* DATA LINES *

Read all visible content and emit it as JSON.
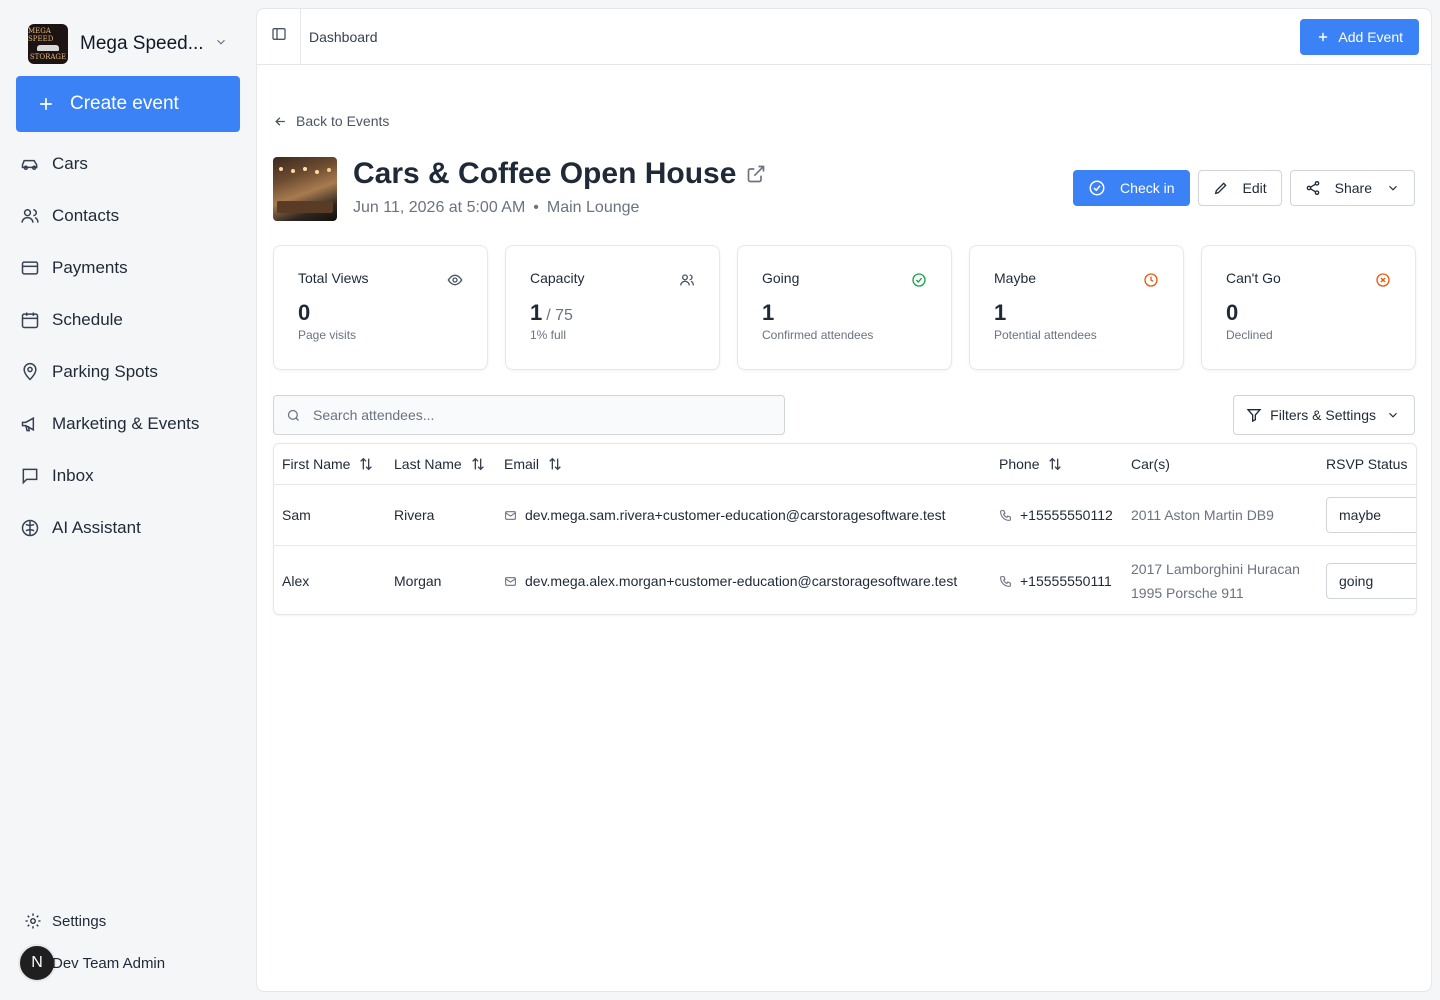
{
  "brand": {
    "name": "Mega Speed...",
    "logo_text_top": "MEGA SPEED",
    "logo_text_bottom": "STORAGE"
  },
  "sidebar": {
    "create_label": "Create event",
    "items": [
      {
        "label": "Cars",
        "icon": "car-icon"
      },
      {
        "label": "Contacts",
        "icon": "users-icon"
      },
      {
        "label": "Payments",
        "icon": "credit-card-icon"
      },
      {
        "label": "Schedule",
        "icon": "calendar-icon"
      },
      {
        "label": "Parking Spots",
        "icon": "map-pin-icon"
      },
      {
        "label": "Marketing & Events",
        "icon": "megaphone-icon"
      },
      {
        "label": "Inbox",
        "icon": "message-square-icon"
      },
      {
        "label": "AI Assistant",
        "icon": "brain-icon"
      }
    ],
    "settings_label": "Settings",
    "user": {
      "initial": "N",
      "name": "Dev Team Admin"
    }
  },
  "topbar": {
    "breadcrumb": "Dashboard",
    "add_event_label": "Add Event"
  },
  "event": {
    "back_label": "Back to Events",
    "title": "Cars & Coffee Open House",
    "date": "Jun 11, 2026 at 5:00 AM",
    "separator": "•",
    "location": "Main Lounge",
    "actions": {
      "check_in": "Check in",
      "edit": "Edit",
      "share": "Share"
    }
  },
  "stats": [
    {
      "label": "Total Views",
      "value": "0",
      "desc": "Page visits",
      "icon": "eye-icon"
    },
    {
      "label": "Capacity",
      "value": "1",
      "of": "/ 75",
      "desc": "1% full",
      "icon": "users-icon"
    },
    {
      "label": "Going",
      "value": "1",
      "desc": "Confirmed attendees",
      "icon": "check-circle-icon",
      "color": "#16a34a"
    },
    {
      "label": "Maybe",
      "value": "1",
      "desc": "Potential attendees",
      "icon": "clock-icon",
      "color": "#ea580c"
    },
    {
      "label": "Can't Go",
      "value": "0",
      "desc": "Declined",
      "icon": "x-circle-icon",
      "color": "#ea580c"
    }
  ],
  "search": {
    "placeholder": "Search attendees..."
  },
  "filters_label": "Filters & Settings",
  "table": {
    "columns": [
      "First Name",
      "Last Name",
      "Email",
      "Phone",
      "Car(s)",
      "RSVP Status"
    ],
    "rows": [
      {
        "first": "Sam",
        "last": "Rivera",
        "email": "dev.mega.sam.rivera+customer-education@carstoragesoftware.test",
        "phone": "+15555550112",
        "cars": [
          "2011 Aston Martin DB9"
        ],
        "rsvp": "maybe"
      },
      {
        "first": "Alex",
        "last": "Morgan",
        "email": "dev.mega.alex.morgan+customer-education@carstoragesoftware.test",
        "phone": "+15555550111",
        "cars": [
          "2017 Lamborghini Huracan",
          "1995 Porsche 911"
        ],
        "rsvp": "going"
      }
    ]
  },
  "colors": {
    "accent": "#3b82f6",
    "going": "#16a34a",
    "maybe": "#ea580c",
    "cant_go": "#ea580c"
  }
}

* REQUIRED WORK *
Omit every picture, then repeat the remaining data exactly as it appears above.

* COMPLETED TASK *
Read all visible content and emit it as JSON.
{
  "brand": {
    "name": "Mega Speed...",
    "logo_text_top": "MEGA SPEED",
    "logo_text_bottom": "STORAGE"
  },
  "sidebar": {
    "create_label": "Create event",
    "items": [
      {
        "label": "Cars",
        "icon": "car-icon"
      },
      {
        "label": "Contacts",
        "icon": "users-icon"
      },
      {
        "label": "Payments",
        "icon": "credit-card-icon"
      },
      {
        "label": "Schedule",
        "icon": "calendar-icon"
      },
      {
        "label": "Parking Spots",
        "icon": "map-pin-icon"
      },
      {
        "label": "Marketing & Events",
        "icon": "megaphone-icon"
      },
      {
        "label": "Inbox",
        "icon": "message-square-icon"
      },
      {
        "label": "AI Assistant",
        "icon": "brain-icon"
      }
    ],
    "settings_label": "Settings",
    "user": {
      "initial": "N",
      "name": "Dev Team Admin"
    }
  },
  "topbar": {
    "breadcrumb": "Dashboard",
    "add_event_label": "Add Event"
  },
  "event": {
    "back_label": "Back to Events",
    "title": "Cars & Coffee Open House",
    "date": "Jun 11, 2026 at 5:00 AM",
    "separator": "•",
    "location": "Main Lounge",
    "actions": {
      "check_in": "Check in",
      "edit": "Edit",
      "share": "Share"
    }
  },
  "stats": [
    {
      "label": "Total Views",
      "value": "0",
      "desc": "Page visits",
      "icon": "eye-icon"
    },
    {
      "label": "Capacity",
      "value": "1",
      "of": "/ 75",
      "desc": "1% full",
      "icon": "users-icon"
    },
    {
      "label": "Going",
      "value": "1",
      "desc": "Confirmed attendees",
      "icon": "check-circle-icon",
      "color": "#16a34a"
    },
    {
      "label": "Maybe",
      "value": "1",
      "desc": "Potential attendees",
      "icon": "clock-icon",
      "color": "#ea580c"
    },
    {
      "label": "Can't Go",
      "value": "0",
      "desc": "Declined",
      "icon": "x-circle-icon",
      "color": "#ea580c"
    }
  ],
  "search": {
    "placeholder": "Search attendees..."
  },
  "filters_label": "Filters & Settings",
  "table": {
    "columns": [
      "First Name",
      "Last Name",
      "Email",
      "Phone",
      "Car(s)",
      "RSVP Status"
    ],
    "rows": [
      {
        "first": "Sam",
        "last": "Rivera",
        "email": "dev.mega.sam.rivera+customer-education@carstoragesoftware.test",
        "phone": "+15555550112",
        "cars": [
          "2011 Aston Martin DB9"
        ],
        "rsvp": "maybe"
      },
      {
        "first": "Alex",
        "last": "Morgan",
        "email": "dev.mega.alex.morgan+customer-education@carstoragesoftware.test",
        "phone": "+15555550111",
        "cars": [
          "2017 Lamborghini Huracan",
          "1995 Porsche 911"
        ],
        "rsvp": "going"
      }
    ]
  },
  "colors": {
    "accent": "#3b82f6",
    "going": "#16a34a",
    "maybe": "#ea580c",
    "cant_go": "#ea580c"
  }
}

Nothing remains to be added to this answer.